Figure record listings
+++

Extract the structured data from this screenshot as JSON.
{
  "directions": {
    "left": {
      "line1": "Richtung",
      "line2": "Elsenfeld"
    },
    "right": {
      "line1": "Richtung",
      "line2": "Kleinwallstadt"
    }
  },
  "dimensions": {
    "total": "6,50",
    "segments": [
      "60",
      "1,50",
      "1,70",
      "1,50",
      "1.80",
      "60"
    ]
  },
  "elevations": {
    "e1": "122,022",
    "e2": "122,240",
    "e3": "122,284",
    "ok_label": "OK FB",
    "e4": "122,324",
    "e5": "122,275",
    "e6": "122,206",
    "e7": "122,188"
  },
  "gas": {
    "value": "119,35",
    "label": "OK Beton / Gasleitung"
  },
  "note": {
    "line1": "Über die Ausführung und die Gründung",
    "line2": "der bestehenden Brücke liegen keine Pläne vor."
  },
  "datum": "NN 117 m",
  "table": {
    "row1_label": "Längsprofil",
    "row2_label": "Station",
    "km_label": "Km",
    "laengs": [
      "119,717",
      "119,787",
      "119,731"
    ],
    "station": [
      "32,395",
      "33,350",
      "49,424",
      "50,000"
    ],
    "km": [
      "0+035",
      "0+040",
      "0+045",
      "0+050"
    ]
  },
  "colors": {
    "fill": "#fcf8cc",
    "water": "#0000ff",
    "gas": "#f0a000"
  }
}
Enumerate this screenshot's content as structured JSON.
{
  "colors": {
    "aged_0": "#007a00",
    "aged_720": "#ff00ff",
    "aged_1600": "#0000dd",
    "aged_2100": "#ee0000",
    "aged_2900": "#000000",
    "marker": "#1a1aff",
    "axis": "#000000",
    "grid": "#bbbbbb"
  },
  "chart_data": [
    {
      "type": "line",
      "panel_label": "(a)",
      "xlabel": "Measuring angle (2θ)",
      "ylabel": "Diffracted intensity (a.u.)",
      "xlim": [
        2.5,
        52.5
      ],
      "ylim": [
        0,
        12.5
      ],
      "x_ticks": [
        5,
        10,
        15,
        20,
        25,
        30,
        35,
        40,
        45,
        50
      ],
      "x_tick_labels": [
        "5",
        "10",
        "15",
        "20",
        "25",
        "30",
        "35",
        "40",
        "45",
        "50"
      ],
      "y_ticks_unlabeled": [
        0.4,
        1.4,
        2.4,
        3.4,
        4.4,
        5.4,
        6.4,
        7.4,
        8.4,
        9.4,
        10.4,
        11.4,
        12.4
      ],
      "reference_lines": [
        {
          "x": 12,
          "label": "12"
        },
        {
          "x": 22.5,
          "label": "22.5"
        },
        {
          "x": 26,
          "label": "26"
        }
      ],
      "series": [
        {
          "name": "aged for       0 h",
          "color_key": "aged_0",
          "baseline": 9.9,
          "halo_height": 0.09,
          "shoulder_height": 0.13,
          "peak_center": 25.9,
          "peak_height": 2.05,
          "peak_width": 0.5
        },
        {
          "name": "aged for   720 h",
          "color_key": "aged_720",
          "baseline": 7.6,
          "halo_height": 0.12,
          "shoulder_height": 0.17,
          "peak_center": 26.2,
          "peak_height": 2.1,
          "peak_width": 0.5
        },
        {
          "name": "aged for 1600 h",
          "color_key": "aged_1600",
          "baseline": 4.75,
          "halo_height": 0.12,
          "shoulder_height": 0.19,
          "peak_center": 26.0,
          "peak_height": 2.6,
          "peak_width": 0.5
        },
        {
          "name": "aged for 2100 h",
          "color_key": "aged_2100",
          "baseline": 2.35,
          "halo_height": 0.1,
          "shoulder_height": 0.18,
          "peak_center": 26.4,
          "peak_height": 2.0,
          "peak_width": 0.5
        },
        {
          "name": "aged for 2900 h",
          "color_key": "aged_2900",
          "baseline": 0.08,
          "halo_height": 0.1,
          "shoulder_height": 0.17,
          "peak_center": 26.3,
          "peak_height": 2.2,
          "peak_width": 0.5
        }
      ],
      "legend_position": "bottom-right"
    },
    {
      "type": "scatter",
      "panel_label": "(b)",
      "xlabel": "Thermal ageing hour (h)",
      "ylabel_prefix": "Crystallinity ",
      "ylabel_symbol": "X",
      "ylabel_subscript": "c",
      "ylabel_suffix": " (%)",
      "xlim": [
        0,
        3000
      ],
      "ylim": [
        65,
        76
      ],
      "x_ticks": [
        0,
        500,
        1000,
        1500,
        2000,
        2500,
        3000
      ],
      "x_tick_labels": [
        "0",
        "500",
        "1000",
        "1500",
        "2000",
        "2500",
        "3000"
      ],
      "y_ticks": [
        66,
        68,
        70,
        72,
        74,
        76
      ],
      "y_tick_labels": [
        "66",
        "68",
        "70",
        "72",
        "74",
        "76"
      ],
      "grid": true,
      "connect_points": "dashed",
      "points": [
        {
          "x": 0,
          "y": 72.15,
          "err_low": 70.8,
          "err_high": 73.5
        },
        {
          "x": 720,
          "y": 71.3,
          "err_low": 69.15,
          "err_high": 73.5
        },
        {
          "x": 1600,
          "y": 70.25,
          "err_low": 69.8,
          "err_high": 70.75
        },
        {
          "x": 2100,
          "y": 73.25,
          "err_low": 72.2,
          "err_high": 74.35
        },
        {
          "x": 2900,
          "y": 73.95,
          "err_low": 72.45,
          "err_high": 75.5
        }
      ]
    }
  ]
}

+++

The problem:
Retype all of the entries precisely as they are.

Final result:
Extract the structured data from this screenshot as JSON.
{
  "directions": {
    "left": {
      "line1": "Richtung",
      "line2": "Elsenfeld"
    },
    "right": {
      "line1": "Richtung",
      "line2": "Kleinwallstadt"
    }
  },
  "dimensions": {
    "total": "6,50",
    "segments": [
      "60",
      "1,50",
      "1,70",
      "1,50",
      "1.80",
      "60"
    ]
  },
  "elevations": {
    "e1": "122,022",
    "e2": "122,240",
    "e3": "122,284",
    "ok_label": "OK FB",
    "e4": "122,324",
    "e5": "122,275",
    "e6": "122,206",
    "e7": "122,188"
  },
  "gas": {
    "value": "119,35",
    "label": "OK Beton / Gasleitung"
  },
  "note": {
    "line1": "Über die Ausführung und die Gründung",
    "line2": "der bestehenden Brücke liegen keine Pläne vor."
  },
  "datum": "NN 117 m",
  "table": {
    "row1_label": "Längsprofil",
    "row2_label": "Station",
    "km_label": "Km",
    "laengs": [
      "119,717",
      "119,787",
      "119,731"
    ],
    "station": [
      "32,395",
      "33,350",
      "49,424",
      "50,000"
    ],
    "km": [
      "0+035",
      "0+040",
      "0+045",
      "0+050"
    ]
  },
  "colors": {
    "fill": "#fcf8cc",
    "water": "#0000ff",
    "gas": "#f0a000"
  }
}
Enumerate this screenshot's content as structured JSON.
{
  "colors": {
    "aged_0": "#007a00",
    "aged_720": "#ff00ff",
    "aged_1600": "#0000dd",
    "aged_2100": "#ee0000",
    "aged_2900": "#000000",
    "marker": "#1a1aff",
    "axis": "#000000",
    "grid": "#bbbbbb"
  },
  "chart_data": [
    {
      "type": "line",
      "panel_label": "(a)",
      "xlabel": "Measuring angle (2θ)",
      "ylabel": "Diffracted intensity (a.u.)",
      "xlim": [
        2.5,
        52.5
      ],
      "ylim": [
        0,
        12.5
      ],
      "x_ticks": [
        5,
        10,
        15,
        20,
        25,
        30,
        35,
        40,
        45,
        50
      ],
      "x_tick_labels": [
        "5",
        "10",
        "15",
        "20",
        "25",
        "30",
        "35",
        "40",
        "45",
        "50"
      ],
      "y_ticks_unlabeled": [
        0.4,
        1.4,
        2.4,
        3.4,
        4.4,
        5.4,
        6.4,
        7.4,
        8.4,
        9.4,
        10.4,
        11.4,
        12.4
      ],
      "reference_lines": [
        {
          "x": 12,
          "label": "12"
        },
        {
          "x": 22.5,
          "label": "22.5"
        },
        {
          "x": 26,
          "label": "26"
        }
      ],
      "series": [
        {
          "name": "aged for       0 h",
          "color_key": "aged_0",
          "baseline": 9.9,
          "halo_height": 0.09,
          "shoulder_height": 0.13,
          "peak_center": 25.9,
          "peak_height": 2.05,
          "peak_width": 0.5
        },
        {
          "name": "aged for   720 h",
          "color_key": "aged_720",
          "baseline": 7.6,
          "halo_height": 0.12,
          "shoulder_height": 0.17,
          "peak_center": 26.2,
          "peak_height": 2.1,
          "peak_width": 0.5
        },
        {
          "name": "aged for 1600 h",
          "color_key": "aged_1600",
          "baseline": 4.75,
          "halo_height": 0.12,
          "shoulder_height": 0.19,
          "peak_center": 26.0,
          "peak_height": 2.6,
          "peak_width": 0.5
        },
        {
          "name": "aged for 2100 h",
          "color_key": "aged_2100",
          "baseline": 2.35,
          "halo_height": 0.1,
          "shoulder_height": 0.18,
          "peak_center": 26.4,
          "peak_height": 2.0,
          "peak_width": 0.5
        },
        {
          "name": "aged for 2900 h",
          "color_key": "aged_2900",
          "baseline": 0.08,
          "halo_height": 0.1,
          "shoulder_height": 0.17,
          "peak_center": 26.3,
          "peak_height": 2.2,
          "peak_width": 0.5
        }
      ],
      "legend_position": "bottom-right"
    },
    {
      "type": "scatter",
      "panel_label": "(b)",
      "xlabel": "Thermal ageing hour (h)",
      "ylabel_prefix": "Crystallinity ",
      "ylabel_symbol": "X",
      "ylabel_subscript": "c",
      "ylabel_suffix": " (%)",
      "xlim": [
        0,
        3000
      ],
      "ylim": [
        65,
        76
      ],
      "x_ticks": [
        0,
        500,
        1000,
        1500,
        2000,
        2500,
        3000
      ],
      "x_tick_labels": [
        "0",
        "500",
        "1000",
        "1500",
        "2000",
        "2500",
        "3000"
      ],
      "y_ticks": [
        66,
        68,
        70,
        72,
        74,
        76
      ],
      "y_tick_labels": [
        "66",
        "68",
        "70",
        "72",
        "74",
        "76"
      ],
      "grid": true,
      "connect_points": "dashed",
      "points": [
        {
          "x": 0,
          "y": 72.15,
          "err_low": 70.8,
          "err_high": 73.5
        },
        {
          "x": 720,
          "y": 71.3,
          "err_low": 69.15,
          "err_high": 73.5
        },
        {
          "x": 1600,
          "y": 70.25,
          "err_low": 69.8,
          "err_high": 70.75
        },
        {
          "x": 2100,
          "y": 73.25,
          "err_low": 72.2,
          "err_high": 74.35
        },
        {
          "x": 2900,
          "y": 73.95,
          "err_low": 72.45,
          "err_high": 75.5
        }
      ]
    }
  ]
}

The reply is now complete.